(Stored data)

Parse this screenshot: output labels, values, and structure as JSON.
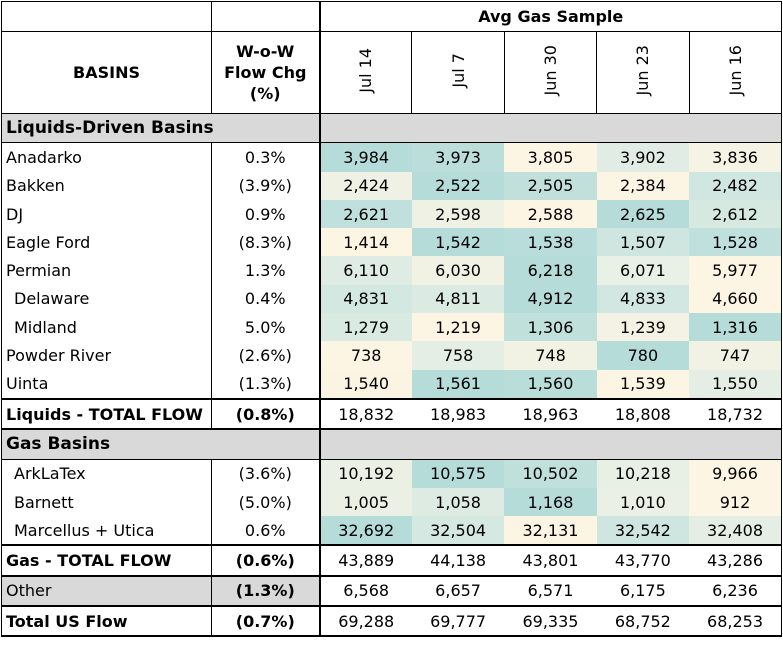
{
  "chart_data": {
    "type": "table",
    "group_header": "Avg Gas Sample",
    "col_basins": "BASINS",
    "col_wow": [
      "W-o-W",
      "Flow Chg",
      "(%)"
    ],
    "dates": [
      "Jul 14",
      "Jul 7",
      "Jun 30",
      "Jun 23",
      "Jun 16"
    ],
    "color_scale": {
      "low": "#fdf5e3",
      "mid": "#e4eee5",
      "high": "#b5dcd9"
    },
    "rows": [
      {
        "kind": "section",
        "label": "Liquids-Driven Basins"
      },
      {
        "kind": "data",
        "name": "Anadarko",
        "indent": false,
        "wow": "0.3%",
        "values": [
          "3,984",
          "3,973",
          "3,805",
          "3,902",
          "3,836"
        ]
      },
      {
        "kind": "data",
        "name": "Bakken",
        "indent": false,
        "wow": "(3.9%)",
        "values": [
          "2,424",
          "2,522",
          "2,505",
          "2,384",
          "2,482"
        ]
      },
      {
        "kind": "data",
        "name": "DJ",
        "indent": false,
        "wow": "0.9%",
        "values": [
          "2,621",
          "2,598",
          "2,588",
          "2,625",
          "2,612"
        ]
      },
      {
        "kind": "data",
        "name": "Eagle Ford",
        "indent": false,
        "wow": "(8.3%)",
        "values": [
          "1,414",
          "1,542",
          "1,538",
          "1,507",
          "1,528"
        ]
      },
      {
        "kind": "data",
        "name": "Permian",
        "indent": false,
        "wow": "1.3%",
        "values": [
          "6,110",
          "6,030",
          "6,218",
          "6,071",
          "5,977"
        ]
      },
      {
        "kind": "data",
        "name": "Delaware",
        "indent": true,
        "wow": "0.4%",
        "values": [
          "4,831",
          "4,811",
          "4,912",
          "4,833",
          "4,660"
        ]
      },
      {
        "kind": "data",
        "name": "Midland",
        "indent": true,
        "wow": "5.0%",
        "values": [
          "1,279",
          "1,219",
          "1,306",
          "1,239",
          "1,316"
        ]
      },
      {
        "kind": "data",
        "name": "Powder River",
        "indent": false,
        "wow": "(2.6%)",
        "values": [
          "738",
          "758",
          "748",
          "780",
          "747"
        ]
      },
      {
        "kind": "data",
        "name": "Uinta",
        "indent": false,
        "wow": "(1.3%)",
        "values": [
          "1,540",
          "1,561",
          "1,560",
          "1,539",
          "1,550"
        ]
      },
      {
        "kind": "total",
        "name": "Liquids - TOTAL FLOW",
        "wow": "(0.8%)",
        "values": [
          "18,832",
          "18,983",
          "18,963",
          "18,808",
          "18,732"
        ]
      },
      {
        "kind": "section",
        "label": "Gas Basins"
      },
      {
        "kind": "data",
        "name": "ArkLaTex",
        "indent": true,
        "wow": "(3.6%)",
        "values": [
          "10,192",
          "10,575",
          "10,502",
          "10,218",
          "9,966"
        ]
      },
      {
        "kind": "data",
        "name": "Barnett",
        "indent": true,
        "wow": "(5.0%)",
        "values": [
          "1,005",
          "1,058",
          "1,168",
          "1,010",
          "912"
        ]
      },
      {
        "kind": "data",
        "name": "Marcellus + Utica",
        "indent": true,
        "wow": "0.6%",
        "values": [
          "32,692",
          "32,504",
          "32,131",
          "32,542",
          "32,408"
        ]
      },
      {
        "kind": "total",
        "name": "Gas - TOTAL FLOW",
        "wow": "(0.6%)",
        "values": [
          "43,889",
          "44,138",
          "43,801",
          "43,770",
          "43,286"
        ]
      },
      {
        "kind": "other",
        "name": "Other",
        "wow": "(1.3%)",
        "values": [
          "6,568",
          "6,657",
          "6,571",
          "6,175",
          "6,236"
        ]
      },
      {
        "kind": "total",
        "name": "Total US Flow",
        "wow": "(0.7%)",
        "values": [
          "69,288",
          "69,777",
          "69,335",
          "68,752",
          "68,253"
        ]
      }
    ]
  }
}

● Task to carry out
Without the pictures, retype the whole of the material above exactly.

● Correct result
Parse this screenshot: output labels, values, and structure as JSON.
{
  "chart_data": {
    "type": "table",
    "group_header": "Avg Gas Sample",
    "col_basins": "BASINS",
    "col_wow": [
      "W-o-W",
      "Flow Chg",
      "(%)"
    ],
    "dates": [
      "Jul 14",
      "Jul 7",
      "Jun 30",
      "Jun 23",
      "Jun 16"
    ],
    "color_scale": {
      "low": "#fdf5e3",
      "mid": "#e4eee5",
      "high": "#b5dcd9"
    },
    "rows": [
      {
        "kind": "section",
        "label": "Liquids-Driven Basins"
      },
      {
        "kind": "data",
        "name": "Anadarko",
        "indent": false,
        "wow": "0.3%",
        "values": [
          "3,984",
          "3,973",
          "3,805",
          "3,902",
          "3,836"
        ]
      },
      {
        "kind": "data",
        "name": "Bakken",
        "indent": false,
        "wow": "(3.9%)",
        "values": [
          "2,424",
          "2,522",
          "2,505",
          "2,384",
          "2,482"
        ]
      },
      {
        "kind": "data",
        "name": "DJ",
        "indent": false,
        "wow": "0.9%",
        "values": [
          "2,621",
          "2,598",
          "2,588",
          "2,625",
          "2,612"
        ]
      },
      {
        "kind": "data",
        "name": "Eagle Ford",
        "indent": false,
        "wow": "(8.3%)",
        "values": [
          "1,414",
          "1,542",
          "1,538",
          "1,507",
          "1,528"
        ]
      },
      {
        "kind": "data",
        "name": "Permian",
        "indent": false,
        "wow": "1.3%",
        "values": [
          "6,110",
          "6,030",
          "6,218",
          "6,071",
          "5,977"
        ]
      },
      {
        "kind": "data",
        "name": "Delaware",
        "indent": true,
        "wow": "0.4%",
        "values": [
          "4,831",
          "4,811",
          "4,912",
          "4,833",
          "4,660"
        ]
      },
      {
        "kind": "data",
        "name": "Midland",
        "indent": true,
        "wow": "5.0%",
        "values": [
          "1,279",
          "1,219",
          "1,306",
          "1,239",
          "1,316"
        ]
      },
      {
        "kind": "data",
        "name": "Powder River",
        "indent": false,
        "wow": "(2.6%)",
        "values": [
          "738",
          "758",
          "748",
          "780",
          "747"
        ]
      },
      {
        "kind": "data",
        "name": "Uinta",
        "indent": false,
        "wow": "(1.3%)",
        "values": [
          "1,540",
          "1,561",
          "1,560",
          "1,539",
          "1,550"
        ]
      },
      {
        "kind": "total",
        "name": "Liquids - TOTAL FLOW",
        "wow": "(0.8%)",
        "values": [
          "18,832",
          "18,983",
          "18,963",
          "18,808",
          "18,732"
        ]
      },
      {
        "kind": "section",
        "label": "Gas Basins"
      },
      {
        "kind": "data",
        "name": "ArkLaTex",
        "indent": true,
        "wow": "(3.6%)",
        "values": [
          "10,192",
          "10,575",
          "10,502",
          "10,218",
          "9,966"
        ]
      },
      {
        "kind": "data",
        "name": "Barnett",
        "indent": true,
        "wow": "(5.0%)",
        "values": [
          "1,005",
          "1,058",
          "1,168",
          "1,010",
          "912"
        ]
      },
      {
        "kind": "data",
        "name": "Marcellus + Utica",
        "indent": true,
        "wow": "0.6%",
        "values": [
          "32,692",
          "32,504",
          "32,131",
          "32,542",
          "32,408"
        ]
      },
      {
        "kind": "total",
        "name": "Gas - TOTAL FLOW",
        "wow": "(0.6%)",
        "values": [
          "43,889",
          "44,138",
          "43,801",
          "43,770",
          "43,286"
        ]
      },
      {
        "kind": "other",
        "name": "Other",
        "wow": "(1.3%)",
        "values": [
          "6,568",
          "6,657",
          "6,571",
          "6,175",
          "6,236"
        ]
      },
      {
        "kind": "total",
        "name": "Total US Flow",
        "wow": "(0.7%)",
        "values": [
          "69,288",
          "69,777",
          "69,335",
          "68,752",
          "68,253"
        ]
      }
    ]
  }
}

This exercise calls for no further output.